Return all entries word for word, but drop any images.

Provided records:
--- begin ---
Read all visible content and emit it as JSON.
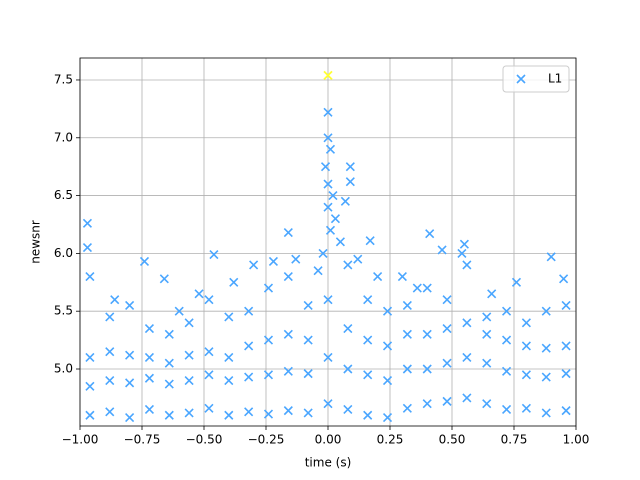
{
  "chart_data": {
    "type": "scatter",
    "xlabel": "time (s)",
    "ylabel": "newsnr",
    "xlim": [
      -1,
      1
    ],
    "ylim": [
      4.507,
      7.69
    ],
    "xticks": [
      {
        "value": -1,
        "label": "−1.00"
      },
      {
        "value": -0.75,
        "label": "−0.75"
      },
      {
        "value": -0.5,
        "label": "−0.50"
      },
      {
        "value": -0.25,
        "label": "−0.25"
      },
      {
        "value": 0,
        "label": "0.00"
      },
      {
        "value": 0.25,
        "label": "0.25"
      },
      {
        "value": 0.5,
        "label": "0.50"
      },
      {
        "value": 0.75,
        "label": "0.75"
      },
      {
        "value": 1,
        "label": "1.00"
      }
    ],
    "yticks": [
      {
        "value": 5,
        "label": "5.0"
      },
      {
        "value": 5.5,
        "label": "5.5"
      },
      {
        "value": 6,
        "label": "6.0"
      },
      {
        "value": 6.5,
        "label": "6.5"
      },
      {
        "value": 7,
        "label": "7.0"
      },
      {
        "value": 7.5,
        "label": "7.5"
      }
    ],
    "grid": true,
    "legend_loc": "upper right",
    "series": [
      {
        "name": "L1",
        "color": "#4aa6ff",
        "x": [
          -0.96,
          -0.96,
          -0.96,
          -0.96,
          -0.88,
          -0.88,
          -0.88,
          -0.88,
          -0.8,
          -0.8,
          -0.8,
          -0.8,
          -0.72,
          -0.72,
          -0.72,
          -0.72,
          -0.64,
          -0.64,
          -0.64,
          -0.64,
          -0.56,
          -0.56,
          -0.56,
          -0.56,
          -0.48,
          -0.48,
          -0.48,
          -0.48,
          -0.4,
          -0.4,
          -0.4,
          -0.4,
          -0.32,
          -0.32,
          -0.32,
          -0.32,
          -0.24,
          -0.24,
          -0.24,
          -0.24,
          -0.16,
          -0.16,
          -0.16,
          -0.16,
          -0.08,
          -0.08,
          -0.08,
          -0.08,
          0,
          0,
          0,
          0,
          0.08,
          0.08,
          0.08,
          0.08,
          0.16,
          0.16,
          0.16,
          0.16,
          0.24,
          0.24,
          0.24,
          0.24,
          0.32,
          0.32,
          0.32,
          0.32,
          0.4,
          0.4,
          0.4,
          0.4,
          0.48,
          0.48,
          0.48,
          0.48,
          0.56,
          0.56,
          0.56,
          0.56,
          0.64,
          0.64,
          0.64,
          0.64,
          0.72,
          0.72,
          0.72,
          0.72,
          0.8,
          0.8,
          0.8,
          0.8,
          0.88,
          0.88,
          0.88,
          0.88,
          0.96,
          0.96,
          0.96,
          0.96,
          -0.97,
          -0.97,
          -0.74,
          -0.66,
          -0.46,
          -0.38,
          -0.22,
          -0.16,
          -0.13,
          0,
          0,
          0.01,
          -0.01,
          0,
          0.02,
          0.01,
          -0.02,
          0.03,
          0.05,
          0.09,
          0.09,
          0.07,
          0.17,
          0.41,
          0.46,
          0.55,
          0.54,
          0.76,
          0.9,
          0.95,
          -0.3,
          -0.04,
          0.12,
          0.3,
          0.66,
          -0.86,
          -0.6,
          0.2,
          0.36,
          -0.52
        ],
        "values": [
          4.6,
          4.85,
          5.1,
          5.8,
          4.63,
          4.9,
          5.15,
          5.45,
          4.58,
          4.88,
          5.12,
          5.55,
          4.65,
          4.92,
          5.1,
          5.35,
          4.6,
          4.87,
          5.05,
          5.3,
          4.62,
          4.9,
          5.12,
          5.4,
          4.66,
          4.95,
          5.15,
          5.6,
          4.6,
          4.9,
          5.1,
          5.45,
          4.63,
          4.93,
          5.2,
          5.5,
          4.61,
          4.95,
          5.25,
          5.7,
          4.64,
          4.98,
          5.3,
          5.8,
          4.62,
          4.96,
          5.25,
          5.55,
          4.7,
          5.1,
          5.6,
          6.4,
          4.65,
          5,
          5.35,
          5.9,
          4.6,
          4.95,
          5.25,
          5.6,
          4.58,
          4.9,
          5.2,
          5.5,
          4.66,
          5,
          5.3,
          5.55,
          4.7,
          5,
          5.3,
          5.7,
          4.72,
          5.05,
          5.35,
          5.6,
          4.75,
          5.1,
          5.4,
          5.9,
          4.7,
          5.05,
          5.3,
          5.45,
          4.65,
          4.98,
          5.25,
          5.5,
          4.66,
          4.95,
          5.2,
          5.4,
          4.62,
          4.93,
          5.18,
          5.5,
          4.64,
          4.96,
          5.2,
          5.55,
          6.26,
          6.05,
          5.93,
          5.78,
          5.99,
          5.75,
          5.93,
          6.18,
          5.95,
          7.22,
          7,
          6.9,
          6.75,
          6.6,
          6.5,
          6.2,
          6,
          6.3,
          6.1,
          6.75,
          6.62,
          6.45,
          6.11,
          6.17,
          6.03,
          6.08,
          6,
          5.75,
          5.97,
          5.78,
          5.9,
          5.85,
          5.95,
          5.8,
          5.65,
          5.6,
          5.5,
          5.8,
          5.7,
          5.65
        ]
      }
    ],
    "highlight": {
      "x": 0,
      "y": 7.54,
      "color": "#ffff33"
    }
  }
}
--- end ---
Correct result:
Read all visible content and emit it as JSON.
{
  "chart_data": {
    "type": "scatter",
    "xlabel": "time (s)",
    "ylabel": "newsnr",
    "xlim": [
      -1,
      1
    ],
    "ylim": [
      4.507,
      7.69
    ],
    "xticks": [
      {
        "value": -1,
        "label": "−1.00"
      },
      {
        "value": -0.75,
        "label": "−0.75"
      },
      {
        "value": -0.5,
        "label": "−0.50"
      },
      {
        "value": -0.25,
        "label": "−0.25"
      },
      {
        "value": 0,
        "label": "0.00"
      },
      {
        "value": 0.25,
        "label": "0.25"
      },
      {
        "value": 0.5,
        "label": "0.50"
      },
      {
        "value": 0.75,
        "label": "0.75"
      },
      {
        "value": 1,
        "label": "1.00"
      }
    ],
    "yticks": [
      {
        "value": 5,
        "label": "5.0"
      },
      {
        "value": 5.5,
        "label": "5.5"
      },
      {
        "value": 6,
        "label": "6.0"
      },
      {
        "value": 6.5,
        "label": "6.5"
      },
      {
        "value": 7,
        "label": "7.0"
      },
      {
        "value": 7.5,
        "label": "7.5"
      }
    ],
    "grid": true,
    "legend_loc": "upper right",
    "series": [
      {
        "name": "L1",
        "color": "#4aa6ff",
        "x": [
          -0.96,
          -0.96,
          -0.96,
          -0.96,
          -0.88,
          -0.88,
          -0.88,
          -0.88,
          -0.8,
          -0.8,
          -0.8,
          -0.8,
          -0.72,
          -0.72,
          -0.72,
          -0.72,
          -0.64,
          -0.64,
          -0.64,
          -0.64,
          -0.56,
          -0.56,
          -0.56,
          -0.56,
          -0.48,
          -0.48,
          -0.48,
          -0.48,
          -0.4,
          -0.4,
          -0.4,
          -0.4,
          -0.32,
          -0.32,
          -0.32,
          -0.32,
          -0.24,
          -0.24,
          -0.24,
          -0.24,
          -0.16,
          -0.16,
          -0.16,
          -0.16,
          -0.08,
          -0.08,
          -0.08,
          -0.08,
          0,
          0,
          0,
          0,
          0.08,
          0.08,
          0.08,
          0.08,
          0.16,
          0.16,
          0.16,
          0.16,
          0.24,
          0.24,
          0.24,
          0.24,
          0.32,
          0.32,
          0.32,
          0.32,
          0.4,
          0.4,
          0.4,
          0.4,
          0.48,
          0.48,
          0.48,
          0.48,
          0.56,
          0.56,
          0.56,
          0.56,
          0.64,
          0.64,
          0.64,
          0.64,
          0.72,
          0.72,
          0.72,
          0.72,
          0.8,
          0.8,
          0.8,
          0.8,
          0.88,
          0.88,
          0.88,
          0.88,
          0.96,
          0.96,
          0.96,
          0.96,
          -0.97,
          -0.97,
          -0.74,
          -0.66,
          -0.46,
          -0.38,
          -0.22,
          -0.16,
          -0.13,
          0,
          0,
          0.01,
          -0.01,
          0,
          0.02,
          0.01,
          -0.02,
          0.03,
          0.05,
          0.09,
          0.09,
          0.07,
          0.17,
          0.41,
          0.46,
          0.55,
          0.54,
          0.76,
          0.9,
          0.95,
          -0.3,
          -0.04,
          0.12,
          0.3,
          0.66,
          -0.86,
          -0.6,
          0.2,
          0.36,
          -0.52
        ],
        "values": [
          4.6,
          4.85,
          5.1,
          5.8,
          4.63,
          4.9,
          5.15,
          5.45,
          4.58,
          4.88,
          5.12,
          5.55,
          4.65,
          4.92,
          5.1,
          5.35,
          4.6,
          4.87,
          5.05,
          5.3,
          4.62,
          4.9,
          5.12,
          5.4,
          4.66,
          4.95,
          5.15,
          5.6,
          4.6,
          4.9,
          5.1,
          5.45,
          4.63,
          4.93,
          5.2,
          5.5,
          4.61,
          4.95,
          5.25,
          5.7,
          4.64,
          4.98,
          5.3,
          5.8,
          4.62,
          4.96,
          5.25,
          5.55,
          4.7,
          5.1,
          5.6,
          6.4,
          4.65,
          5,
          5.35,
          5.9,
          4.6,
          4.95,
          5.25,
          5.6,
          4.58,
          4.9,
          5.2,
          5.5,
          4.66,
          5,
          5.3,
          5.55,
          4.7,
          5,
          5.3,
          5.7,
          4.72,
          5.05,
          5.35,
          5.6,
          4.75,
          5.1,
          5.4,
          5.9,
          4.7,
          5.05,
          5.3,
          5.45,
          4.65,
          4.98,
          5.25,
          5.5,
          4.66,
          4.95,
          5.2,
          5.4,
          4.62,
          4.93,
          5.18,
          5.5,
          4.64,
          4.96,
          5.2,
          5.55,
          6.26,
          6.05,
          5.93,
          5.78,
          5.99,
          5.75,
          5.93,
          6.18,
          5.95,
          7.22,
          7,
          6.9,
          6.75,
          6.6,
          6.5,
          6.2,
          6,
          6.3,
          6.1,
          6.75,
          6.62,
          6.45,
          6.11,
          6.17,
          6.03,
          6.08,
          6,
          5.75,
          5.97,
          5.78,
          5.9,
          5.85,
          5.95,
          5.8,
          5.65,
          5.6,
          5.5,
          5.8,
          5.7,
          5.65
        ]
      }
    ],
    "highlight": {
      "x": 0,
      "y": 7.54,
      "color": "#ffff33"
    }
  }
}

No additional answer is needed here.